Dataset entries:

━━━━━━━━

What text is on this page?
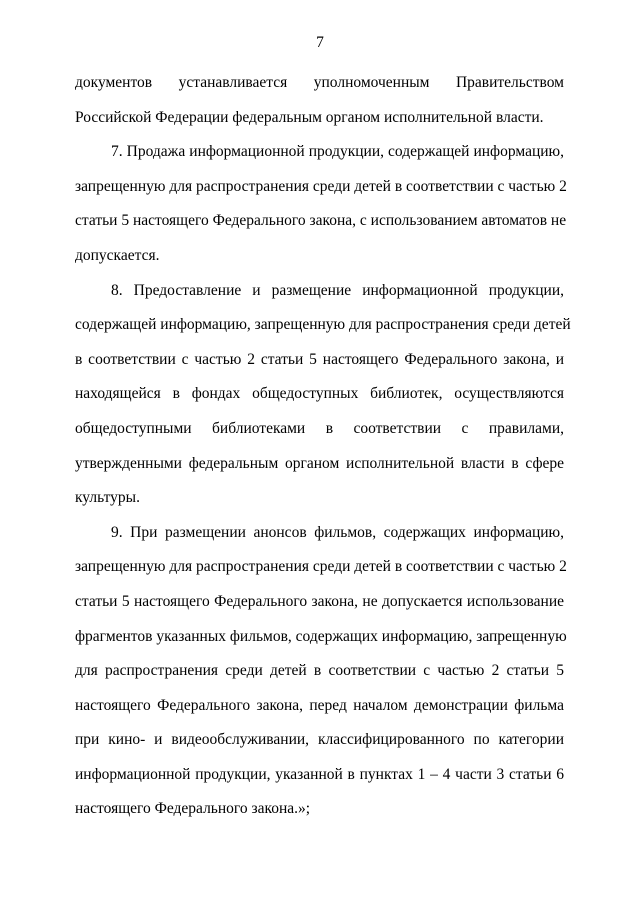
7
документов устанавливается уполномоченным Правительством
Российской Федерации федеральным органом исполнительной власти.
7. Продажа информационной продукции, содержащей информацию,
запрещенную для распространения среди детей в соответствии с частью 2
статьи 5 настоящего Федерального закона, с использованием автоматов не
допускается.
8. Предоставление и размещение информационной продукции,
содержащей информацию, запрещенную для распространения среди детей
в соответствии с частью 2 статьи 5 настоящего Федерального закона, и
находящейся в фондах общедоступных библиотек, осуществляются
общедоступными библиотеками в соответствии с правилами,
утвержденными федеральным органом исполнительной власти в сфере
культуры.
9. При размещении анонсов фильмов, содержащих информацию,
запрещенную для распространения среди детей в соответствии с частью 2
статьи 5 настоящего Федерального закона, не допускается использование
фрагментов указанных фильмов, содержащих информацию, запрещенную
для распространения среди детей в соответствии с частью 2 статьи 5
настоящего Федерального закона, перед началом демонстрации фильма
при кино- и видеообслуживании, классифицированного по категории
информационной продукции, указанной в пунктах 1 – 4 части 3 статьи 6
настоящего Федерального закона.»;
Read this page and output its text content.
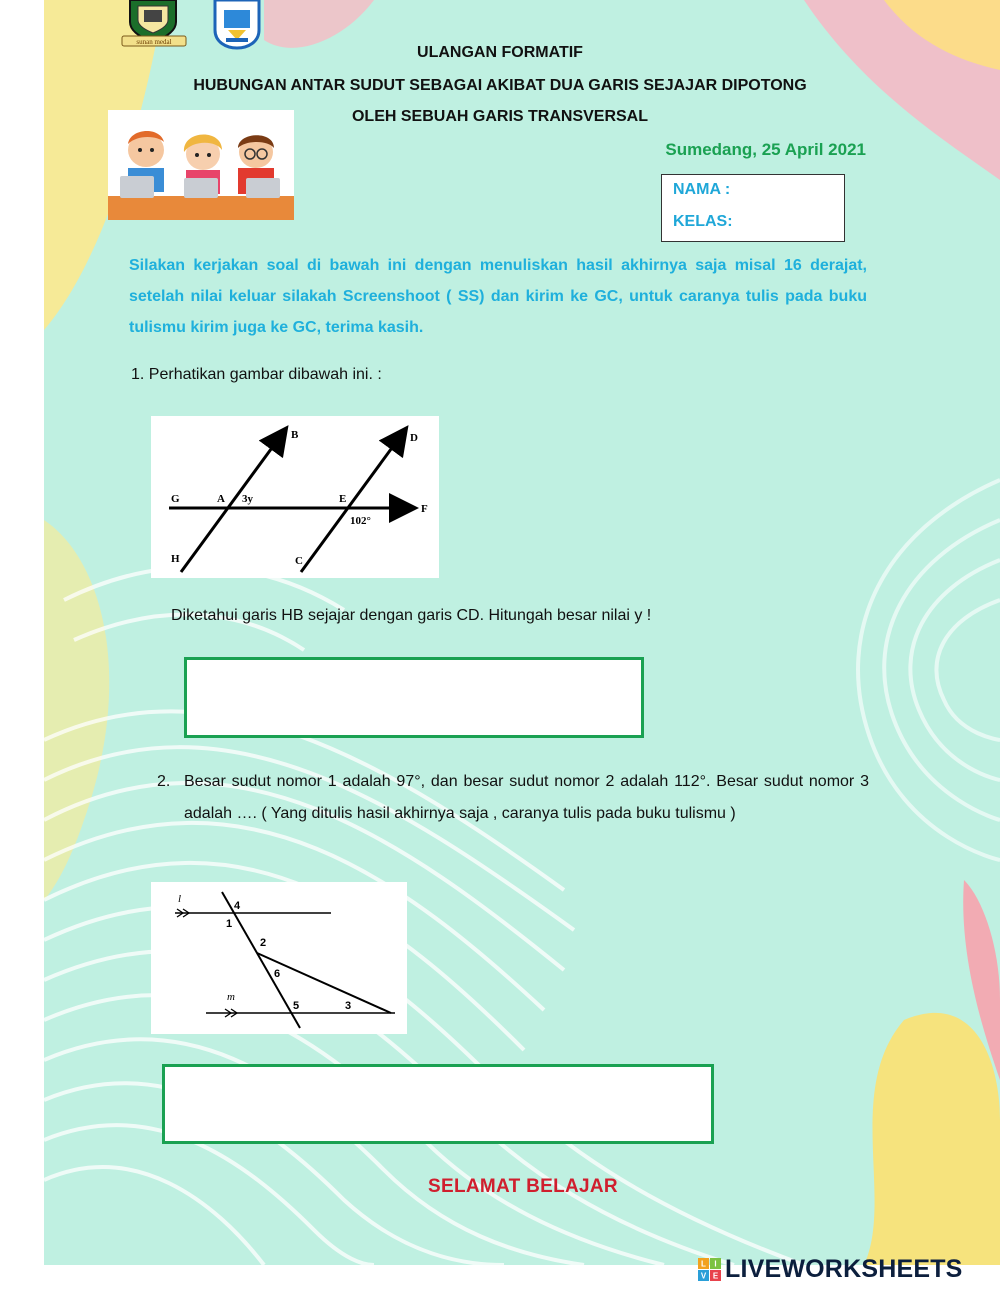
sunan medal
ULANGAN FORMATIF
HUBUNGAN ANTAR SUDUT SEBAGAI AKIBAT DUA GARIS SEJAJAR DIPOTONG
OLEH SEBUAH GARIS TRANSVERSAL
Sumedang, 25 April 2021
NAMA :
KELAS:
Silakan kerjakan soal di bawah ini dengan menuliskan hasil akhirnya saja misal 16 derajat, setelah nilai keluar silakah Screenshoot ( SS) dan kirim ke GC, untuk caranya tulis pada buku tulismu kirim juga ke GC, terima kasih.
1. Perhatikan gambar dibawah ini. :
B	D
G	A 3y	E
F
102°
H	C
Diketahui garis HB sejajar dengan garis CD. Hitungah besar nilai y !
2. Besar sudut nomor 1 adalah 97°, dan besar sudut nomor 2 adalah 112°. Besar sudut nomor 3 adalah …. ( Yang ditulis hasil akhirnya saja , caranya tulis pada buku tulismu )
l
4
1
2
6
m
5	3
SELAMAT BELAJAR
L I
V E LIVEWORKSHEETS
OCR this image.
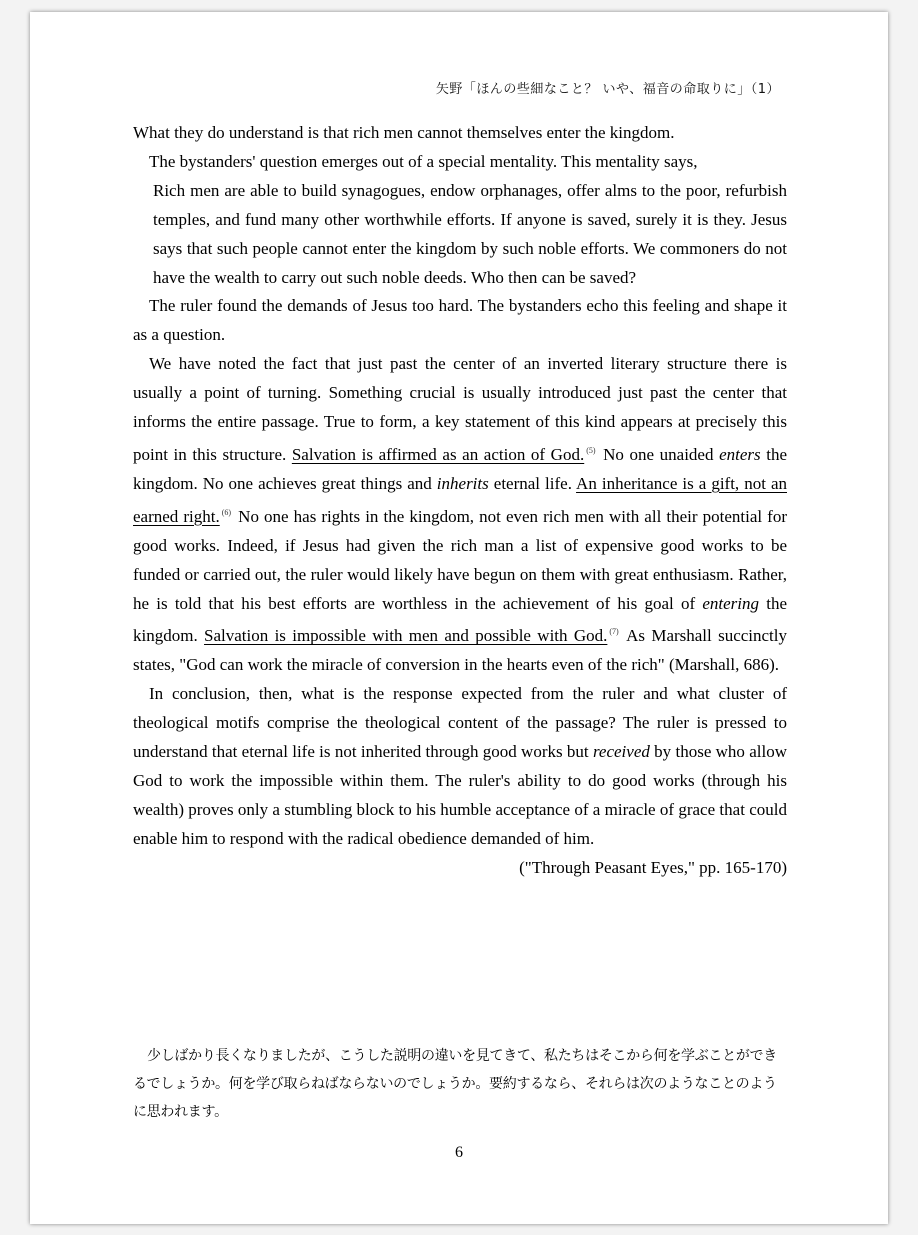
矢野「ほんの些細なこと？ いや、福音の命取りに」（1）

What they do understand is that rich men cannot themselves enter the kingdom.

The bystanders' question emerges out of a special mentality. This mentality says,

Rich men are able to build synagogues, endow orphanages, offer alms to the poor, refurbish temples, and fund many other worthwhile efforts. If anyone is saved, surely it is they. Jesus says that such people cannot enter the kingdom by such noble efforts. We commoners do not have the wealth to carry out such noble deeds. Who then can be saved?

The ruler found the demands of Jesus too hard. The bystanders echo this feeling and shape it as a question.

We have noted the fact that just past the center of an inverted literary structure there is usually a point of turning. Something crucial is usually introduced just past the center that informs the entire passage. True to form, a key statement of this kind appears at precisely this point in this structure. Salvation is affirmed as an action of God. $^{(5)}$ No one unaided enters the kingdom. No one achieves great things and inherits eternal life. An inheritance is a gift, not an earned right. $^{(6)}$ No one has rights in the kingdom, not even rich men with all their potential for good works. Indeed, if Jesus had given the rich man a list of expensive good works to be funded or carried out, the ruler would likely have begun on them with great enthusiasm. Rather, he is told that his best efforts are worthless in the achievement of his goal of entering the kingdom. Salvation is impossible with men and possible with God. $^{(7)}$ As Marshall succinctly states, "God can work the miracle of conversion in the hearts even of the rich" (Marshall, 686).

In conclusion, then, what is the response expected from the ruler and what cluster of theological motifs comprise the theological content of the passage? The ruler is pressed to understand that eternal life is not inherited through good works but received by those who allow God to work the impossible within them. The ruler's ability to do good works (through his wealth) proves only a stumbling block to his humble acceptance of a miracle of grace that could enable him to respond with the radical obedience demanded of him.

("Through Peasant Eyes," pp. 165-170)

少しばかり長くなりましたが、こうした説明の違いを見てきて、私たちはそこから何を学ぶことができるでしょうか。何を学び取らねばならないのでしょうか。要約するなら、それらは次のようなことのように思われます。

6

━━━━━━━━

Please set down each line of the data above exactly as written, without the pictures.

What text is on this page?
7
документов устанавливается уполномоченным Правительством
Российской Федерации федеральным органом исполнительной власти.
7. Продажа информационной продукции, содержащей информацию,
запрещенную для распространения среди детей в соответствии с частью 2
статьи 5 настоящего Федерального закона, с использованием автоматов не
допускается.
8. Предоставление и размещение информационной продукции,
содержащей информацию, запрещенную для распространения среди детей
в соответствии с частью 2 статьи 5 настоящего Федерального закона, и
находящейся в фондах общедоступных библиотек, осуществляются
общедоступными библиотеками в соответствии с правилами,
утвержденными федеральным органом исполнительной власти в сфере
культуры.
9. При размещении анонсов фильмов, содержащих информацию,
запрещенную для распространения среди детей в соответствии с частью 2
статьи 5 настоящего Федерального закона, не допускается использование
фрагментов указанных фильмов, содержащих информацию, запрещенную
для распространения среди детей в соответствии с частью 2 статьи 5
настоящего Федерального закона, перед началом демонстрации фильма
при кино- и видеообслуживании, классифицированного по категории
информационной продукции, указанной в пунктах 1 – 4 части 3 статьи 6
настоящего Федерального закона.»;
Read this page and output its text content.
sunan medal
ULANGAN FORMATIF
HUBUNGAN ANTAR SUDUT SEBAGAI AKIBAT DUA GARIS SEJAJAR DIPOTONG
OLEH SEBUAH GARIS TRANSVERSAL
Sumedang, 25 April 2021
NAMA :
KELAS:
Silakan kerjakan soal di bawah ini dengan menuliskan hasil akhirnya saja misal 16 derajat, setelah nilai keluar silakah Screenshoot ( SS) dan kirim ke GC, untuk caranya tulis pada buku tulismu kirim juga ke GC, terima kasih.
1. Perhatikan gambar dibawah ini. :
B	D
G	A 3y	E
F
102°
H	C
Diketahui garis HB sejajar dengan garis CD. Hitungah besar nilai y !
2. Besar sudut nomor 1 adalah 97°, dan besar sudut nomor 2 adalah 112°. Besar sudut nomor 3 adalah …. ( Yang ditulis hasil akhirnya saja , caranya tulis pada buku tulismu )
l
4
1
2
6
m
5	3
SELAMAT BELAJAR
L I
V E LIVEWORKSHEETS
OCR this image.
矢野「ほんの些細なこと？ いや、福音の命取りに」（1）

What they do understand is that rich men cannot themselves enter the kingdom.

The bystanders' question emerges out of a special mentality. This mentality says,

Rich men are able to build synagogues, endow orphanages, offer alms to the poor, refurbish temples, and fund many other worthwhile efforts. If anyone is saved, surely it is they. Jesus says that such people cannot enter the kingdom by such noble efforts. We commoners do not have the wealth to carry out such noble deeds. Who then can be saved?

The ruler found the demands of Jesus too hard. The bystanders echo this feeling and shape it as a question.

We have noted the fact that just past the center of an inverted literary structure there is usually a point of turning. Something crucial is usually introduced just past the center that informs the entire passage. True to form, a key statement of this kind appears at precisely this point in this structure. Salvation is affirmed as an action of God. $^{(5)}$ No one unaided enters the kingdom. No one achieves great things and inherits eternal life. An inheritance is a gift, not an earned right. $^{(6)}$ No one has rights in the kingdom, not even rich men with all their potential for good works. Indeed, if Jesus had given the rich man a list of expensive good works to be funded or carried out, the ruler would likely have begun on them with great enthusiasm. Rather, he is told that his best efforts are worthless in the achievement of his goal of entering the kingdom. Salvation is impossible with men and possible with God. $^{(7)}$ As Marshall succinctly states, "God can work the miracle of conversion in the hearts even of the rich" (Marshall, 686).

In conclusion, then, what is the response expected from the ruler and what cluster of theological motifs comprise the theological content of the passage? The ruler is pressed to understand that eternal life is not inherited through good works but received by those who allow God to work the impossible within them. The ruler's ability to do good works (through his wealth) proves only a stumbling block to his humble acceptance of a miracle of grace that could enable him to respond with the radical obedience demanded of him.

("Through Peasant Eyes," pp. 165-170)

少しばかり長くなりましたが、こうした説明の違いを見てきて、私たちはそこから何を学ぶことができるでしょうか。何を学び取らねばならないのでしょうか。要約するなら、それらは次のようなことのように思われます。

6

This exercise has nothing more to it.